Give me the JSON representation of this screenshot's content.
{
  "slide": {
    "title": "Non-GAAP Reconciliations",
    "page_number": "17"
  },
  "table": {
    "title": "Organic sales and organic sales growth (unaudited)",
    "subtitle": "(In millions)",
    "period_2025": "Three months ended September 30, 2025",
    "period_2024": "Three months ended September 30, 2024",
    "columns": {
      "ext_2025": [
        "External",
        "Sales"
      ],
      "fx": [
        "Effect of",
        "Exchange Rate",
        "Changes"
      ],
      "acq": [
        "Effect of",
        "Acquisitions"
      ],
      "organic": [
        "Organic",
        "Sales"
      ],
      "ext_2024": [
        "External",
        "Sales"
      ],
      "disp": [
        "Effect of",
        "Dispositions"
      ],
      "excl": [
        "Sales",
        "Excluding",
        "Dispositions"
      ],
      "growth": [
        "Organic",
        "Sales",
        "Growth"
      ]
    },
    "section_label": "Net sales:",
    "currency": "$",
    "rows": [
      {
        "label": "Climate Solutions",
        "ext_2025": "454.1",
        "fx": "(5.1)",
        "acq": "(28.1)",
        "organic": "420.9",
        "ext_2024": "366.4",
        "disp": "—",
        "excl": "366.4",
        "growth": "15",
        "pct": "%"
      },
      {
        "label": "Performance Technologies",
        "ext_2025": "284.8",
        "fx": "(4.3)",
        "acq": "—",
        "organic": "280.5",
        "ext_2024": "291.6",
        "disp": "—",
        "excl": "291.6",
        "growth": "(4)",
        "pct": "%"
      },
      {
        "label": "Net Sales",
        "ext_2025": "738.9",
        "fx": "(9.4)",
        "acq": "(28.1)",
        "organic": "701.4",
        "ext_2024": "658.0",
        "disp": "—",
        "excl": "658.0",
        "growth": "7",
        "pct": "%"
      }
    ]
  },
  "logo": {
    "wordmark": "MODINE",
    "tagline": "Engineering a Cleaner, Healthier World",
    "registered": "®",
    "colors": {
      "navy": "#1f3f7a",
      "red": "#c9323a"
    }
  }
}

#### PROBLEM DETAILS:
All lines in the data that contain the word "September" should be copied.

#### OUTPUT BELOW:
    "period_2025": "Three months ended September 30, 2025",
    "period_2024": "Three months ended September 30, 2024",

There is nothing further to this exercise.